:: LISTED RECORDS

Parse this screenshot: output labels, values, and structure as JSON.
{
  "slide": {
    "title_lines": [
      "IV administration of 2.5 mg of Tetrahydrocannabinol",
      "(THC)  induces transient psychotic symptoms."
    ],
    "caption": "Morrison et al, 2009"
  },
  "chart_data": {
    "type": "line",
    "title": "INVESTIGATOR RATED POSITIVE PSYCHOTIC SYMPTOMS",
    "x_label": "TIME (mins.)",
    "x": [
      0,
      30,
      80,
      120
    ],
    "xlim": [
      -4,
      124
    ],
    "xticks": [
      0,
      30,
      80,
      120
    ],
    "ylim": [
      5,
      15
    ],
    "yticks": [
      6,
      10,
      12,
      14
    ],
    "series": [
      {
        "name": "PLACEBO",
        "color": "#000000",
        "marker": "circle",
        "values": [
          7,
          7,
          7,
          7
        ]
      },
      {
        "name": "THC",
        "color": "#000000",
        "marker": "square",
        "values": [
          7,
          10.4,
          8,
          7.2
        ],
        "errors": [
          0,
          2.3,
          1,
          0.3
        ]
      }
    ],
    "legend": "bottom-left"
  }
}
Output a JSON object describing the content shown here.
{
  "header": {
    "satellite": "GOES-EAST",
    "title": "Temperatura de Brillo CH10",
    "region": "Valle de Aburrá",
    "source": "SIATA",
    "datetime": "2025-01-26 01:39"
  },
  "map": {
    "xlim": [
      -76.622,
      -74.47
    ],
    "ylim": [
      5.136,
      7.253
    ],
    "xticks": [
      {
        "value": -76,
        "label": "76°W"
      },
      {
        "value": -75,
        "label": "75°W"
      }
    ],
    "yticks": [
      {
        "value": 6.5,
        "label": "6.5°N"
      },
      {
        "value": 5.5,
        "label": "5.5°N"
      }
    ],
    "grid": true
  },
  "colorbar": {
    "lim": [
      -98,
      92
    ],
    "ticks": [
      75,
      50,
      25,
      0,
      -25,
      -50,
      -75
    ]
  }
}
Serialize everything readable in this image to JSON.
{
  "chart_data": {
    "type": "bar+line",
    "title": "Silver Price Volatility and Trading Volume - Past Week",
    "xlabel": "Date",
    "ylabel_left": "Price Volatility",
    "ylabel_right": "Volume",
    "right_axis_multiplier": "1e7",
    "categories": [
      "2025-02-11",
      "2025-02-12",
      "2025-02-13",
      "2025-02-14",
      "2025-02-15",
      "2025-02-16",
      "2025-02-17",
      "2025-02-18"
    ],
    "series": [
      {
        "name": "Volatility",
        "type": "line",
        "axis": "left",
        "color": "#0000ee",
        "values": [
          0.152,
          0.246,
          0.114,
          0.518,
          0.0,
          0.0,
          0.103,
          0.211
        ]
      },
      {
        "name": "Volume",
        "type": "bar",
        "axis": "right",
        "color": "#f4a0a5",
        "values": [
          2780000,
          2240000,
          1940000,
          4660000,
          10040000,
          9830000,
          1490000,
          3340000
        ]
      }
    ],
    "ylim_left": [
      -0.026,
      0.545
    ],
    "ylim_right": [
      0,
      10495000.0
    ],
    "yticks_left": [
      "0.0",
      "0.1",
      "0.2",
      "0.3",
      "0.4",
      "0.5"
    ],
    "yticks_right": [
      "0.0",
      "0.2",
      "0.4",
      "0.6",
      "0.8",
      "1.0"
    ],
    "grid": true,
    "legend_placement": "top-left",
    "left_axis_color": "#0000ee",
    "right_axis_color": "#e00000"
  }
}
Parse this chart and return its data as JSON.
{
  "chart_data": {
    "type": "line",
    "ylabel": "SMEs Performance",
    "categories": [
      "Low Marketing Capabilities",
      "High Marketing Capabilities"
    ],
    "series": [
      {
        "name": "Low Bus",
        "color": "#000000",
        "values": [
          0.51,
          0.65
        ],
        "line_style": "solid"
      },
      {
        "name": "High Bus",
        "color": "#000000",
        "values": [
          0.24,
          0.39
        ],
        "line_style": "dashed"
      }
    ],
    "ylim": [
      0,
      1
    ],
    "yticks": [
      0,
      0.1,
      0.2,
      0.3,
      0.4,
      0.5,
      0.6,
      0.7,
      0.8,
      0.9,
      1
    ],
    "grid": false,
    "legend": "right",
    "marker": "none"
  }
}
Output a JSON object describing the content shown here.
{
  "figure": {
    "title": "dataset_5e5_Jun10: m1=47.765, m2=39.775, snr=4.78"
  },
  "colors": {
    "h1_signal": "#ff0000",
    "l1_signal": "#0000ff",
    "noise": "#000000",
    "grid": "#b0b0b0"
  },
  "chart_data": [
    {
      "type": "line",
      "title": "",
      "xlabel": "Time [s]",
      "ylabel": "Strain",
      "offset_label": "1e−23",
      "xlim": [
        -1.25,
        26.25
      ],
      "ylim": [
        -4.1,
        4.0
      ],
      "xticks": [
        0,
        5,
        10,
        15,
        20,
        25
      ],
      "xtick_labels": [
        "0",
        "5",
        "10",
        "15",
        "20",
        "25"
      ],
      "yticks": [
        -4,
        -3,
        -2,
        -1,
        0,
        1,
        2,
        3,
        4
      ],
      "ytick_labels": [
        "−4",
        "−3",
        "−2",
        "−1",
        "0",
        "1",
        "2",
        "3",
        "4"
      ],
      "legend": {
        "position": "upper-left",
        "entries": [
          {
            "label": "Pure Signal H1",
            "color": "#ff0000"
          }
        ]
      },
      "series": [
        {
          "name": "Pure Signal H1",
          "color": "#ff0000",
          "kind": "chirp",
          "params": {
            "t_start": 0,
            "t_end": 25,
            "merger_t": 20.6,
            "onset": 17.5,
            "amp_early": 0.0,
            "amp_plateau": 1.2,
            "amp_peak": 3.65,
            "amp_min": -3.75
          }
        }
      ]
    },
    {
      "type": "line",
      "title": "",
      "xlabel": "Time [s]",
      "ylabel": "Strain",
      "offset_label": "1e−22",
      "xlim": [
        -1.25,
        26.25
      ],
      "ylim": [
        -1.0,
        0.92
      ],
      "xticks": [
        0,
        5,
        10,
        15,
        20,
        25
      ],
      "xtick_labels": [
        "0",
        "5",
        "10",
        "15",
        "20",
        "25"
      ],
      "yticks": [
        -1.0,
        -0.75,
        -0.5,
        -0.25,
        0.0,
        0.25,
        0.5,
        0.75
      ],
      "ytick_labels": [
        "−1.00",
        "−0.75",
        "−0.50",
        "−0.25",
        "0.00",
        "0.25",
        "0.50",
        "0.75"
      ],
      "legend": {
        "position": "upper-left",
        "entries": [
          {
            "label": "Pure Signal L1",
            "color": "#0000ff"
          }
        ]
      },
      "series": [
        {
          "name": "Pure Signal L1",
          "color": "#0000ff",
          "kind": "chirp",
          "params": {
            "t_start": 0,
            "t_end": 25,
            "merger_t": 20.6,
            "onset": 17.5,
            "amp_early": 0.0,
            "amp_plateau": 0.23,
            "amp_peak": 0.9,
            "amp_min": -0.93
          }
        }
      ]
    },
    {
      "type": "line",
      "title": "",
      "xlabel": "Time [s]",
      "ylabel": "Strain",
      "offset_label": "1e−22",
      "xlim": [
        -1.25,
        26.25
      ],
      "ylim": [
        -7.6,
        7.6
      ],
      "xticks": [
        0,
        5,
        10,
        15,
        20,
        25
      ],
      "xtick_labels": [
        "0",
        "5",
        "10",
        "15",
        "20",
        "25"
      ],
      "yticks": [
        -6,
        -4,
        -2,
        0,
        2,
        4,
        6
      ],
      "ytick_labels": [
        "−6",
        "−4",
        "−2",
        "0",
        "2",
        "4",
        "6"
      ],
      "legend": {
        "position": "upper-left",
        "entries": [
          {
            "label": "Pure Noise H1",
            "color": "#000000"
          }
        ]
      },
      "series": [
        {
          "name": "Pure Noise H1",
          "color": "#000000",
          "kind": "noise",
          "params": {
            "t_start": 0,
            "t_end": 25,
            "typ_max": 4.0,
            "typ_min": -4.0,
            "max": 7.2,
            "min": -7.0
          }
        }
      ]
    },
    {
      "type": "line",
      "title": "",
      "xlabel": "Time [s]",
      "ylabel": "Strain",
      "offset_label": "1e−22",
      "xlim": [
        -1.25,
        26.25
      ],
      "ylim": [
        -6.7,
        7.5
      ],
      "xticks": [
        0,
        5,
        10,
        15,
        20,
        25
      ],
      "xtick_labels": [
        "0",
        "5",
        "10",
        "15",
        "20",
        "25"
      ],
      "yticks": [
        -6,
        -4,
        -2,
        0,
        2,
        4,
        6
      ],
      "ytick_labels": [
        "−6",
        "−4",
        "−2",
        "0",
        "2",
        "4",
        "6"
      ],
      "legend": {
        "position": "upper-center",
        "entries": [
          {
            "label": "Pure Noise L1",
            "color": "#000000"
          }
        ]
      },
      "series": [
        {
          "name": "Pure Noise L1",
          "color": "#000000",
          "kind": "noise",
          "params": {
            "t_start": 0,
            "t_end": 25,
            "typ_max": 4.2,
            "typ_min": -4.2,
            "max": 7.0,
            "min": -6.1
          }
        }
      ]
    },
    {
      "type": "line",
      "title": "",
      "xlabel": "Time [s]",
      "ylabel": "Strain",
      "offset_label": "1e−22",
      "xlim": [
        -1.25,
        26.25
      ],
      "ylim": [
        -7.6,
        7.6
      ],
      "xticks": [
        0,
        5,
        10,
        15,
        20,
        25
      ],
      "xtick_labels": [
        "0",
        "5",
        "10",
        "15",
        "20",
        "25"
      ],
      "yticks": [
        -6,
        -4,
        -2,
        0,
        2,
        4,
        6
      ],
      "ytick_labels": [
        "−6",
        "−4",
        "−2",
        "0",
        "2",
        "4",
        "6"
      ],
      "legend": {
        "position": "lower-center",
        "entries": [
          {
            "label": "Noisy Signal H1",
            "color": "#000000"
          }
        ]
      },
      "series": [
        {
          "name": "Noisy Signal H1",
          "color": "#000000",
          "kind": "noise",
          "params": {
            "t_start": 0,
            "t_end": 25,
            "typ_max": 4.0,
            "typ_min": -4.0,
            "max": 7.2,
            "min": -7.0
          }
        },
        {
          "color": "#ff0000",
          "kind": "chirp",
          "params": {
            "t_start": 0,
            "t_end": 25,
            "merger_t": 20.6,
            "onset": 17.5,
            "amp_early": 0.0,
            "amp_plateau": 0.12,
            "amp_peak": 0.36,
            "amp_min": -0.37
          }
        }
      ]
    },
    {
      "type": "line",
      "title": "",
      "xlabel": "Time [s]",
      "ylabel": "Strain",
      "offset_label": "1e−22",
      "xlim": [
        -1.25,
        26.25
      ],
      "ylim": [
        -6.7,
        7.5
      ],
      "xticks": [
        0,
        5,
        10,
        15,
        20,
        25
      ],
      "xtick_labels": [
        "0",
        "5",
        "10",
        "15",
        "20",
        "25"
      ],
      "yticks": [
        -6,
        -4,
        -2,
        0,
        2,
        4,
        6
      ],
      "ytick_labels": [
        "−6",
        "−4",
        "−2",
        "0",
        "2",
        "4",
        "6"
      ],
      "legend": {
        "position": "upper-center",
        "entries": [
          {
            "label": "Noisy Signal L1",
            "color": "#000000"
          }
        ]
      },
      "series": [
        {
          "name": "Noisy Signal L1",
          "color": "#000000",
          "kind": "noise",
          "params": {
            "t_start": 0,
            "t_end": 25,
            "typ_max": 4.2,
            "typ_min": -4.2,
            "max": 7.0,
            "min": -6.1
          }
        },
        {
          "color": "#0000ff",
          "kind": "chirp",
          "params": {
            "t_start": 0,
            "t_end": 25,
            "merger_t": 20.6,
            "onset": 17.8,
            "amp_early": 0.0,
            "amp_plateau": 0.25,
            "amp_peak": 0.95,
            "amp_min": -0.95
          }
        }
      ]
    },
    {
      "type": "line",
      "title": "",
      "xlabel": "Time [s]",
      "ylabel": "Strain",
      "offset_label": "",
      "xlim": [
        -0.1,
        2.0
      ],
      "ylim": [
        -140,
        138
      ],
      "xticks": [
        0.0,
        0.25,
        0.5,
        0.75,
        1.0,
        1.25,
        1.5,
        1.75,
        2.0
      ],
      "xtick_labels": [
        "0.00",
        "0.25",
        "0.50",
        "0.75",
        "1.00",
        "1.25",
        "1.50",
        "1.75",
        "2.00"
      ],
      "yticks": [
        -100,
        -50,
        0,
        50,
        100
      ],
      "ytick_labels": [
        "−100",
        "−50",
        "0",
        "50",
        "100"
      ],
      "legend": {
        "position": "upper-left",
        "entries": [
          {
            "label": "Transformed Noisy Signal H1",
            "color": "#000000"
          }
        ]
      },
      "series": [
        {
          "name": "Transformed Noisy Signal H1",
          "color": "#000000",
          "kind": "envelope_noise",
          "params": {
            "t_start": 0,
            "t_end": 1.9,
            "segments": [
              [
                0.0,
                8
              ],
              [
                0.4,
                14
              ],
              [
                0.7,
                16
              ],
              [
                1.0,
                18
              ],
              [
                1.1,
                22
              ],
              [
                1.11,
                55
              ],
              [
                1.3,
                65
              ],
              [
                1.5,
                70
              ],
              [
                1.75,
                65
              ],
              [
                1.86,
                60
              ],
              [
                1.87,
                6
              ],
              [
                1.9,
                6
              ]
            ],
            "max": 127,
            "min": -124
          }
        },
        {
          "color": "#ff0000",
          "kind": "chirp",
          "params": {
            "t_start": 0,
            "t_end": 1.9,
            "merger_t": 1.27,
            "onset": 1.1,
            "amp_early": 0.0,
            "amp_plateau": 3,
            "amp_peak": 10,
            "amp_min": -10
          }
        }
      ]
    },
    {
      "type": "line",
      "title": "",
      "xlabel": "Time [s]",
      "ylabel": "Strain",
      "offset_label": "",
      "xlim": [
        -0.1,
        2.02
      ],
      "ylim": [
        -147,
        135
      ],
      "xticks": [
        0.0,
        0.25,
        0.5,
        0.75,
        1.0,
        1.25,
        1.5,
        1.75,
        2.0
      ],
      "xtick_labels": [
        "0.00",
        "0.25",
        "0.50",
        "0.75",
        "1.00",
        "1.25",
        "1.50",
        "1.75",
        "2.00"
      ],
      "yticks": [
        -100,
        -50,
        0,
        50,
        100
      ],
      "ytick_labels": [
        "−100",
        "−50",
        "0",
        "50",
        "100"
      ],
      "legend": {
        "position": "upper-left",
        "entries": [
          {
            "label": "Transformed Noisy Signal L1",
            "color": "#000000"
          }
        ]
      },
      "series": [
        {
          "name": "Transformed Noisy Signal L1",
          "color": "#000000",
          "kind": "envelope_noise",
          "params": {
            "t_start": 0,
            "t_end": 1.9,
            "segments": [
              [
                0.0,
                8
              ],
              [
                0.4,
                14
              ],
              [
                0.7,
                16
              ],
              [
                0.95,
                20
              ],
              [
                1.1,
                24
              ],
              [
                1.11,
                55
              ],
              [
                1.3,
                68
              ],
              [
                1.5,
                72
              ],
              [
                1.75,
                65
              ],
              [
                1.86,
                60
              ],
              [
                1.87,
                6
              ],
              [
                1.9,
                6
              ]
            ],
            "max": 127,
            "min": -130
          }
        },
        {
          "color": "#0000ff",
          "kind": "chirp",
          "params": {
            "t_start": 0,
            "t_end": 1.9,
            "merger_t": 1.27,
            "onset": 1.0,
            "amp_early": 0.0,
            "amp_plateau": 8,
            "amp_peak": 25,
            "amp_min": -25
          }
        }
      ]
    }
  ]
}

::::

### [EXERCISE PROMPT]
Where a line of the material above holds the string "Volume", copy that line.

### [SOLUTION TO THIS EXERCISE]
    "title": "Silver Price Volatility and Trading Volume - Past Week",
    "ylabel_right": "Volume",
        "name": "Volume",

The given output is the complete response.